Filter the entries below, keeping only lines with the word "filled".

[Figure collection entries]
________________________________________
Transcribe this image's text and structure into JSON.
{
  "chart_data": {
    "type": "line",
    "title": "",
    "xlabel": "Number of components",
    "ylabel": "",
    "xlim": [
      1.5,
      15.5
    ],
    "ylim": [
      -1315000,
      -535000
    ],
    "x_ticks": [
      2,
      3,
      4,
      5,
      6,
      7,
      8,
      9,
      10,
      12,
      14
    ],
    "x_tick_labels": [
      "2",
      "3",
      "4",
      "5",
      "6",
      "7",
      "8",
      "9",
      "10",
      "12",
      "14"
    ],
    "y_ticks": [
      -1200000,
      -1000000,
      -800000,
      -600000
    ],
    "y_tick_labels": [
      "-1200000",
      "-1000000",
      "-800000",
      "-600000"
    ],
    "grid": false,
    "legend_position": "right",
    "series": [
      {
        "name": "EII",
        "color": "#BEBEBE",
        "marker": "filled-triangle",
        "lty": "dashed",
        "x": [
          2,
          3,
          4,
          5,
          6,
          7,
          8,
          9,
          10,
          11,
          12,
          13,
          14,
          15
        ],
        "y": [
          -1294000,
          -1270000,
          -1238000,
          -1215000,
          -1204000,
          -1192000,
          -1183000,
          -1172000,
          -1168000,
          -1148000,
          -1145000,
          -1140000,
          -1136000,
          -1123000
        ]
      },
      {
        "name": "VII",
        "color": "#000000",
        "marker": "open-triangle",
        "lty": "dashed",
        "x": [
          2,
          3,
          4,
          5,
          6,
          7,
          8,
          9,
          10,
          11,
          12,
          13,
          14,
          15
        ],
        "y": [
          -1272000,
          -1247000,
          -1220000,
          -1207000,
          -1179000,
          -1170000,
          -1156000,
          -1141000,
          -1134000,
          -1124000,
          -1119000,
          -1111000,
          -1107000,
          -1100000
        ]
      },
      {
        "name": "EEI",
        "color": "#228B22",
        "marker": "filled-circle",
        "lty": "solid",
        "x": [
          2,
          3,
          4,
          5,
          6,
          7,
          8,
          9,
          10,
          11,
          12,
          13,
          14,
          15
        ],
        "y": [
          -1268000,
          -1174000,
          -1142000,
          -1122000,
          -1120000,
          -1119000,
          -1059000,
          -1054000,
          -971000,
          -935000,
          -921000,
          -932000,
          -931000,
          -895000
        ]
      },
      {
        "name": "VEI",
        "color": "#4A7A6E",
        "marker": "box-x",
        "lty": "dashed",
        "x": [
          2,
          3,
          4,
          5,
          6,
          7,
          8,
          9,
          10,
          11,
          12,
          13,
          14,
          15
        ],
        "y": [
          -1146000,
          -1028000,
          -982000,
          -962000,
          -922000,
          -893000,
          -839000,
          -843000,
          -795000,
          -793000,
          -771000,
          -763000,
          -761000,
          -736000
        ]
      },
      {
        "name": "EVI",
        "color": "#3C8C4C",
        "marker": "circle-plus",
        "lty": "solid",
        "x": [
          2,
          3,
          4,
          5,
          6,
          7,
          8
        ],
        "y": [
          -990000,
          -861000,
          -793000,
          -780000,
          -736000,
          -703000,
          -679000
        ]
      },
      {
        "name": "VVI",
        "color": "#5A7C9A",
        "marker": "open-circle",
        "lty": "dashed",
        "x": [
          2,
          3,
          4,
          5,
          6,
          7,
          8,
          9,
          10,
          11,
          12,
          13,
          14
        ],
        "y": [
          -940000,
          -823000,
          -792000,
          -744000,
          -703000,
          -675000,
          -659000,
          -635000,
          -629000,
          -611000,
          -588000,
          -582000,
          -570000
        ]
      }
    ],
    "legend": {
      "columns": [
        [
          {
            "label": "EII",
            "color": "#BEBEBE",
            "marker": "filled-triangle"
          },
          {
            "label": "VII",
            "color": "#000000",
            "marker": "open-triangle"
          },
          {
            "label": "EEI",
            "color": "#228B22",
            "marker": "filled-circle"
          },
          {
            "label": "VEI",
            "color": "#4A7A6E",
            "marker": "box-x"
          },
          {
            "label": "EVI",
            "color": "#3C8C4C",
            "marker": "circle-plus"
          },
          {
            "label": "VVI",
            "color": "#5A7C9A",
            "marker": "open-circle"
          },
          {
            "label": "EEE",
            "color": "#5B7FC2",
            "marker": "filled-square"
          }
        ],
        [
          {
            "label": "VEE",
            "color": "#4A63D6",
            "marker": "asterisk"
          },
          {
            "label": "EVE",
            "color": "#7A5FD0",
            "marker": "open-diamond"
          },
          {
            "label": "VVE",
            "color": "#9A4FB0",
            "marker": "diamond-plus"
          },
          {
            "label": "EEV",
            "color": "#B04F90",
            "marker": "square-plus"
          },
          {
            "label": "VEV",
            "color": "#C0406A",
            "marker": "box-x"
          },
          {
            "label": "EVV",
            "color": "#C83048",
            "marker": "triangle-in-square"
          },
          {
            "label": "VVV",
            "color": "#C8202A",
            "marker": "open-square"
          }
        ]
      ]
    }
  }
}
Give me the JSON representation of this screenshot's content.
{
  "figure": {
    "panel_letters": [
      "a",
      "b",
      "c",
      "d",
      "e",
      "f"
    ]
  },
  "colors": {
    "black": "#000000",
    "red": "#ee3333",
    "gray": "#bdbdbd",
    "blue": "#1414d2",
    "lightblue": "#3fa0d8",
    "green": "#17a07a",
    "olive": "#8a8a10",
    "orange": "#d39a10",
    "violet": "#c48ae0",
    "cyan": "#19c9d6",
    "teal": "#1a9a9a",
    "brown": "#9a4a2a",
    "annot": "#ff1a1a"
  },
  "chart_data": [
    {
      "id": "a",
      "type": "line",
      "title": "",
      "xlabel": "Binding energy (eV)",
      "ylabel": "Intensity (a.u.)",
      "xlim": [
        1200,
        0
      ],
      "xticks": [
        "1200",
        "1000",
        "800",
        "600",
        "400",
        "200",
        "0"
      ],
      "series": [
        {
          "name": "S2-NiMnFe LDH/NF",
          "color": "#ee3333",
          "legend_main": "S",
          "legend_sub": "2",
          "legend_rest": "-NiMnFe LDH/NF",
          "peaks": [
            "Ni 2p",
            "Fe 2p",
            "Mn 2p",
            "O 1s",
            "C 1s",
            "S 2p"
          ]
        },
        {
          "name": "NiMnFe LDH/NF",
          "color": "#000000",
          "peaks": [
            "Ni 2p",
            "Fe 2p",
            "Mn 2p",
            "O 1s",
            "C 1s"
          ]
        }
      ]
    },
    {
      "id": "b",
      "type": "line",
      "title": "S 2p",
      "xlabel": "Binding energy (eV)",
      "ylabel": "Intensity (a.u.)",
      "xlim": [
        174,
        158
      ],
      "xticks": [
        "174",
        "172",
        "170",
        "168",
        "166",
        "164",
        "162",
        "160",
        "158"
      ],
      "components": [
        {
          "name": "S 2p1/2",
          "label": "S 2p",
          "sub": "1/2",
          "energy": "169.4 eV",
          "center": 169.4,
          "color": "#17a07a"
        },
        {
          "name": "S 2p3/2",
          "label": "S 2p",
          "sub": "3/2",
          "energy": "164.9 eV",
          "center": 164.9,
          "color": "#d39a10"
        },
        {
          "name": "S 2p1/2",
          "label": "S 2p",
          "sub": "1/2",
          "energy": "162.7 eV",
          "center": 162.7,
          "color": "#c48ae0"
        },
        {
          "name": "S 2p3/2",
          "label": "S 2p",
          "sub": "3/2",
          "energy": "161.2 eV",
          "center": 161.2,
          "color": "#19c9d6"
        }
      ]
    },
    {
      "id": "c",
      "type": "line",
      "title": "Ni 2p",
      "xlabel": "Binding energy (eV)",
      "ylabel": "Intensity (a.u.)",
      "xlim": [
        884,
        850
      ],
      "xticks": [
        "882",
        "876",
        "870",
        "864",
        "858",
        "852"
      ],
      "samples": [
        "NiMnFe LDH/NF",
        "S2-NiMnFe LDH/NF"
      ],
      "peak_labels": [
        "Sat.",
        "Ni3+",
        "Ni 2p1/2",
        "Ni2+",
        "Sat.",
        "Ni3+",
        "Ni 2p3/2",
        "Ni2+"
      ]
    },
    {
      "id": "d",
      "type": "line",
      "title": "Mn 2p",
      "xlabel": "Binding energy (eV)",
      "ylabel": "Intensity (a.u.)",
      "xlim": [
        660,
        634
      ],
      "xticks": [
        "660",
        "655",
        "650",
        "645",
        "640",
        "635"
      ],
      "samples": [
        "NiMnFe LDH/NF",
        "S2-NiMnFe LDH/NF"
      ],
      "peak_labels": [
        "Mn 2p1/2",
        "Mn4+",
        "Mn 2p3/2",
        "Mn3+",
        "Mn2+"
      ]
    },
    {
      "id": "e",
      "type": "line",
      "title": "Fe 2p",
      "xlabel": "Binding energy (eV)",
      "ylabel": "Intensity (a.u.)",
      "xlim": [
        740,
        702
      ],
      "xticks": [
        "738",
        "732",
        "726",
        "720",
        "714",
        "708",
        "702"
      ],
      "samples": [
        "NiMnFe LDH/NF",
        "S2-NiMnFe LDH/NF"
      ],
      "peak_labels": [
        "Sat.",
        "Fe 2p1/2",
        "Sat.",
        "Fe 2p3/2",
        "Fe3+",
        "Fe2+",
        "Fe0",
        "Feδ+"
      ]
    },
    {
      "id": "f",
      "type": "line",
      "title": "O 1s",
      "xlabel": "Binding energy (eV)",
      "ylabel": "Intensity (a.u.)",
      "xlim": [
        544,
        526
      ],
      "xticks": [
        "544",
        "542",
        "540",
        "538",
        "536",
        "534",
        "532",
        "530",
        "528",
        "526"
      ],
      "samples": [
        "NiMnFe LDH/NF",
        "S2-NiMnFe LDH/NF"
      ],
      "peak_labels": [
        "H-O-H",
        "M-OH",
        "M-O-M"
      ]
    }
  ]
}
________________________________________
▶ Worked answer:
        "marker": "filled-triangle",
        "marker": "filled-circle",
            "marker": "filled-triangle"
            "marker": "filled-circle"
            "marker": "filled-square"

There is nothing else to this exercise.